**EXERCISE**. The records below should be written out again, exactly.
=== EXERCISE INPUT ===
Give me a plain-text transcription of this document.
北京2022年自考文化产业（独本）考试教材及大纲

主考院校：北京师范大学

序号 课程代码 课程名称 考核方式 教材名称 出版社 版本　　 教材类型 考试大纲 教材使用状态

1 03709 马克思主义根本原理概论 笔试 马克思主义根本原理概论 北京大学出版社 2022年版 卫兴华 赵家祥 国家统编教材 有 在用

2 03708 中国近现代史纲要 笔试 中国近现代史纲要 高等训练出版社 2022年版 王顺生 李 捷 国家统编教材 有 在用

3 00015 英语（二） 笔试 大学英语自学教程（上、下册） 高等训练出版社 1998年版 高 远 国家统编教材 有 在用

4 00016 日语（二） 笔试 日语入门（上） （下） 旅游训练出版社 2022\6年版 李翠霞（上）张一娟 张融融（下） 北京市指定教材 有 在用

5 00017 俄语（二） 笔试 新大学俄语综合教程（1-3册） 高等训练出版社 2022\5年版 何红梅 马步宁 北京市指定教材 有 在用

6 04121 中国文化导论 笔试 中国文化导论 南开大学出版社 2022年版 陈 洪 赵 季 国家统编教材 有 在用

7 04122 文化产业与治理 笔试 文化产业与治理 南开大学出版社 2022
===
**TASK SOLUTION**.
Give me a plain-text transcription of this document.
北京2022年自考文化产业（独本）考试教材及大纲

主考院校：北京师范大学

序号 课程代码 课程名称 考核方式 教材名称 出版社 版本　　 教材类型 考试大纲 教材使用状态

1 03709 马克思主义根本原理概论 笔试 马克思主义根本原理概论 北京大学出版社 2022年版 卫兴华 赵家祥 国家统编教材 有 在用

2 03708 中国近现代史纲要 笔试 中国近现代史纲要 高等训练出版社 2022年版 王顺生 李 捷 国家统编教材 有 在用

3 00015 英语（二） 笔试 大学英语自学教程（上、下册） 高等训练出版社 1998年版 高 远 国家统编教材 有 在用

4 00016 日语（二） 笔试 日语入门（上） （下） 旅游训练出版社 2022\6年版 李翠霞（上）张一娟 张融融（下） 北京市指定教材 有 在用

5 00017 俄语（二） 笔试 新大学俄语综合教程（1-3册） 高等训练出版社 2022\5年版 何红梅 马步宁 北京市指定教材 有 在用

6 04121 中国文化导论 笔试 中国文化导论 南开大学出版社 2022年版 陈 洪 赵 季 国家统编教材 有 在用

7 04122 文化产业与治理 笔试 文化产业与治理 南开大学出版社 2022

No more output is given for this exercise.